------ Input material ------

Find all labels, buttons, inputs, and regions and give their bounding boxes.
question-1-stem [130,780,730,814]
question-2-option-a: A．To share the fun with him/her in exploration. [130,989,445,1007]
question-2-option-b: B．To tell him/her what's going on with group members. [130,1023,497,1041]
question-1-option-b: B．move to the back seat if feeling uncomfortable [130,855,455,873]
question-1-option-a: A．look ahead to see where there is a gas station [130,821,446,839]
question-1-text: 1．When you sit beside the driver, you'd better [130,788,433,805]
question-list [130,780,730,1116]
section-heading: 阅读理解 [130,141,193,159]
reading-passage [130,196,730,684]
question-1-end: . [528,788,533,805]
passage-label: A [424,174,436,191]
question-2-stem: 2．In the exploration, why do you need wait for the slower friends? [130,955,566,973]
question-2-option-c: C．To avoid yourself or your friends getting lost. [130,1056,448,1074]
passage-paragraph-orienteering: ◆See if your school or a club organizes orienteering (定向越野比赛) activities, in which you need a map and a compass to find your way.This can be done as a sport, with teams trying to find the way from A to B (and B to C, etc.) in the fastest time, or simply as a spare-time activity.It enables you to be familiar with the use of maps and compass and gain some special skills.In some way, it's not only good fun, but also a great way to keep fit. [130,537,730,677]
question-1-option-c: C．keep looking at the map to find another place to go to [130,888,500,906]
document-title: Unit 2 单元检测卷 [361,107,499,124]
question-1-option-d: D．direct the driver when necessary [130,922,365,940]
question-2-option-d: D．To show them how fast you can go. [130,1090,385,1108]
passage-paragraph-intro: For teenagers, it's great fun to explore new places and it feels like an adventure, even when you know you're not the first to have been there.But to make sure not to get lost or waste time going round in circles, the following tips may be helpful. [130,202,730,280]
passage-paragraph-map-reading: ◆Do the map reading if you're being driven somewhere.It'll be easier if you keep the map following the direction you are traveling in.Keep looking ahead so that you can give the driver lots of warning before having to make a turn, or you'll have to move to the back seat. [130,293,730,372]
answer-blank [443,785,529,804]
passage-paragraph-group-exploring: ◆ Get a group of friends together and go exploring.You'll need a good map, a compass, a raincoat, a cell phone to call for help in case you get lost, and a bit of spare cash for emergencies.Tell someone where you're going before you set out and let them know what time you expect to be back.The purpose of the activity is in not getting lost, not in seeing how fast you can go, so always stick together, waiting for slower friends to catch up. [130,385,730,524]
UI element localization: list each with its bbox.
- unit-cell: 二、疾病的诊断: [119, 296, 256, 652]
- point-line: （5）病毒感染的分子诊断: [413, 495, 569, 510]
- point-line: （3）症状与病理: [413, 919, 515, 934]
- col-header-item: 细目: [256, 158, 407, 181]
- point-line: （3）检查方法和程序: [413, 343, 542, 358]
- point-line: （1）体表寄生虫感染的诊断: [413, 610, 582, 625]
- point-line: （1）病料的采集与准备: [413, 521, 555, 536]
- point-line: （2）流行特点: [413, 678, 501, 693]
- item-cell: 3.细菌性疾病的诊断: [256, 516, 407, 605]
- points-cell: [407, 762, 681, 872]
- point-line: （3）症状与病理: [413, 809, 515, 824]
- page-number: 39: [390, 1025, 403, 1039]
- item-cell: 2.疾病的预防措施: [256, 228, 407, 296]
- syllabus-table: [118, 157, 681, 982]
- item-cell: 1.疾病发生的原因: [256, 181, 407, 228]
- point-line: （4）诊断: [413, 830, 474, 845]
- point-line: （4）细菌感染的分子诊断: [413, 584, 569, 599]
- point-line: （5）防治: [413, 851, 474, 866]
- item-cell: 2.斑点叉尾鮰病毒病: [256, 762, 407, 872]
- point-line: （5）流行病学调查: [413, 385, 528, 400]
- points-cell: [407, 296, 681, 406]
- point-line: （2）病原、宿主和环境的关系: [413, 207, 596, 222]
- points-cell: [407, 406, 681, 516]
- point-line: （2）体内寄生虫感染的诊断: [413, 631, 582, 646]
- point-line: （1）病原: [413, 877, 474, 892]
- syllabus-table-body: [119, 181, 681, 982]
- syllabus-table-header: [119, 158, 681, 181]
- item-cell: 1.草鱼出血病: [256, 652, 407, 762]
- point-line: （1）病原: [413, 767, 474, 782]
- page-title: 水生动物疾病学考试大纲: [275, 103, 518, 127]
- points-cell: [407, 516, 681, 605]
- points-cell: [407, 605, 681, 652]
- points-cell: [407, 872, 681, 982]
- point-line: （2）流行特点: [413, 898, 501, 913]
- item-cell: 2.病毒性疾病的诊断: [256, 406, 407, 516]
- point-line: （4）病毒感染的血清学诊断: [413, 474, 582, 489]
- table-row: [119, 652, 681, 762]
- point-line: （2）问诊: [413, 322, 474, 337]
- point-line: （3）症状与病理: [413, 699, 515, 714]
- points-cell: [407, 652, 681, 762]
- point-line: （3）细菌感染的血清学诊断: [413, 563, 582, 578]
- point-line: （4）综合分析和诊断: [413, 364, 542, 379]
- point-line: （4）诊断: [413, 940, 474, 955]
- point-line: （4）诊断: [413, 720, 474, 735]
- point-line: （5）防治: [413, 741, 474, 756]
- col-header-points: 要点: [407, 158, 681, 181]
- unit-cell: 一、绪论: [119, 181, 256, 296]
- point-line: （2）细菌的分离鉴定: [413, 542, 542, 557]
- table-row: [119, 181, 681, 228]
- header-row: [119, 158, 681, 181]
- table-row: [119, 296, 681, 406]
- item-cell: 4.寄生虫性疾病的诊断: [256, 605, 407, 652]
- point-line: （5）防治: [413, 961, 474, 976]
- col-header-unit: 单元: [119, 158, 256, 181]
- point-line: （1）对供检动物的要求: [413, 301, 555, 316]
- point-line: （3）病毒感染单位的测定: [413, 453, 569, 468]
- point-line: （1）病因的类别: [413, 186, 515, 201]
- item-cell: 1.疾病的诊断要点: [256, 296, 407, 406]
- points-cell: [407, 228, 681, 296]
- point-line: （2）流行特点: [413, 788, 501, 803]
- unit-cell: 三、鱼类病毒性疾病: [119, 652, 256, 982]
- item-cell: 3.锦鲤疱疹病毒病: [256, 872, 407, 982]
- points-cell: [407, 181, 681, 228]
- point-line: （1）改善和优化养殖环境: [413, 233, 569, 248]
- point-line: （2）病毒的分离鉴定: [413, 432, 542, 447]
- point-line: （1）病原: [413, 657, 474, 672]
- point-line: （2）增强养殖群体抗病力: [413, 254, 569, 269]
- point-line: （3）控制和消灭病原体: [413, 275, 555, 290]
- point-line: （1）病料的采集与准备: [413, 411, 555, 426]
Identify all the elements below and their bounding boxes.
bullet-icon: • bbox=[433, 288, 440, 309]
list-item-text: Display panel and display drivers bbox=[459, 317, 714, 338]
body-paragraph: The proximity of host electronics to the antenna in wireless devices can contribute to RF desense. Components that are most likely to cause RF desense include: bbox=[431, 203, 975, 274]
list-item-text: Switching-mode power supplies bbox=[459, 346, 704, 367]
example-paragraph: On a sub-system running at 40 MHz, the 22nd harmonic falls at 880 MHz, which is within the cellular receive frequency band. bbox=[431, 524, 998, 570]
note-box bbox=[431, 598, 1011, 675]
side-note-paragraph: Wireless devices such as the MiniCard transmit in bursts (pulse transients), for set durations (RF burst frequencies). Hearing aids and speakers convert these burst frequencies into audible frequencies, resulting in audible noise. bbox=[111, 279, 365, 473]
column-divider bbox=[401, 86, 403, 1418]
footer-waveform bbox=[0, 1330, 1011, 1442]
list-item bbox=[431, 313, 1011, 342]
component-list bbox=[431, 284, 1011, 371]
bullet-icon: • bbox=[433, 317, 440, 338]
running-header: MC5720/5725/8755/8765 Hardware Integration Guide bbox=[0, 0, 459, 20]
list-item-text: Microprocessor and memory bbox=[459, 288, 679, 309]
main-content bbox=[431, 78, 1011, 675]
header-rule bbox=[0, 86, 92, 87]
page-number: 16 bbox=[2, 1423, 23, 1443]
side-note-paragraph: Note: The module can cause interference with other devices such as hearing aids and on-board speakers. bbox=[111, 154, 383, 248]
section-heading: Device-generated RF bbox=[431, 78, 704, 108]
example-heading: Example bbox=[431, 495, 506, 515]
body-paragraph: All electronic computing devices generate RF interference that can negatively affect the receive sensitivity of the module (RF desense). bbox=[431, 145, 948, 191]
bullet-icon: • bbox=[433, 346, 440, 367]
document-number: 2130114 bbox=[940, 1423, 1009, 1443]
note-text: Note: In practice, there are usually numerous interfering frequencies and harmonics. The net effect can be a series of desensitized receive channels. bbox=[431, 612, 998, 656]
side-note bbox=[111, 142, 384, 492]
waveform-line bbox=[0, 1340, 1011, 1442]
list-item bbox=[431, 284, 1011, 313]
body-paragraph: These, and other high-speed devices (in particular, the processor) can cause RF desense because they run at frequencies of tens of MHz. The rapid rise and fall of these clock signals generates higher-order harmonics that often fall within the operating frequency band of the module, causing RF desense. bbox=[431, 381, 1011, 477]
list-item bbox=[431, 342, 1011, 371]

------

Job: Convert the lines into a JSON list of strings, one string per line and no blank lines. Start at the first line and end with the line containing "question-1-option-b: B．move to", including both.

Worked solution:
[
  "Find all labels, buttons, inputs, and regions and give their bounding boxes.",
  "question-1-stem [130,780,730,814]",
  "question-2-option-a: A．To share the fun with him/her in exploration. [130,989,445,1007]",
  "question-2-option-b: B．To tell him/her what's going on with group members. [130,1023,497,1041]",
  "question-1-option-b: B．move to the back seat if feeling uncomfortable [130,855,455,873]"
]